* Task to carry out *
Every record that follows should be printed verbatim.

------ Input data

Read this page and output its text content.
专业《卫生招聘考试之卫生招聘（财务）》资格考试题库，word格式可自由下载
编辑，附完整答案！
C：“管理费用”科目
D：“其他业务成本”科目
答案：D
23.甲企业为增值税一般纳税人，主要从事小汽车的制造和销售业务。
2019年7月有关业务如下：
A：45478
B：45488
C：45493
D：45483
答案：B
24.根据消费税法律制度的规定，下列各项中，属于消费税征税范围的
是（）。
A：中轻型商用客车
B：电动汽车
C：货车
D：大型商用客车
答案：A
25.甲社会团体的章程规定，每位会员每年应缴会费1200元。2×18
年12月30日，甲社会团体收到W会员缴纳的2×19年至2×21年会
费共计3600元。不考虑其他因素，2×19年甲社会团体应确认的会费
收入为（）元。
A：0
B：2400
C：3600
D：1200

------------

* Result *
Read this page and output its text content.
专业《卫生招聘考试之卫生招聘（财务）》资格考试题库，word格式可自由下载
编辑，附完整答案！
C：“管理费用”科目
D：“其他业务成本”科目
答案：D
23.甲企业为增值税一般纳税人，主要从事小汽车的制造和销售业务。
2019年7月有关业务如下：
A：45478
B：45488
C：45493
D：45483
答案：B
24.根据消费税法律制度的规定，下列各项中，属于消费税征税范围的
是（）。
A：中轻型商用客车
B：电动汽车
C：货车
D：大型商用客车
答案：A
25.甲社会团体的章程规定，每位会员每年应缴会费1200元。2×18
年12月30日，甲社会团体收到W会员缴纳的2×19年至2×21年会
费共计3600元。不考虑其他因素，2×19年甲社会团体应确认的会费
收入为（）元。
A：0
B：2400
C：3600
D：1200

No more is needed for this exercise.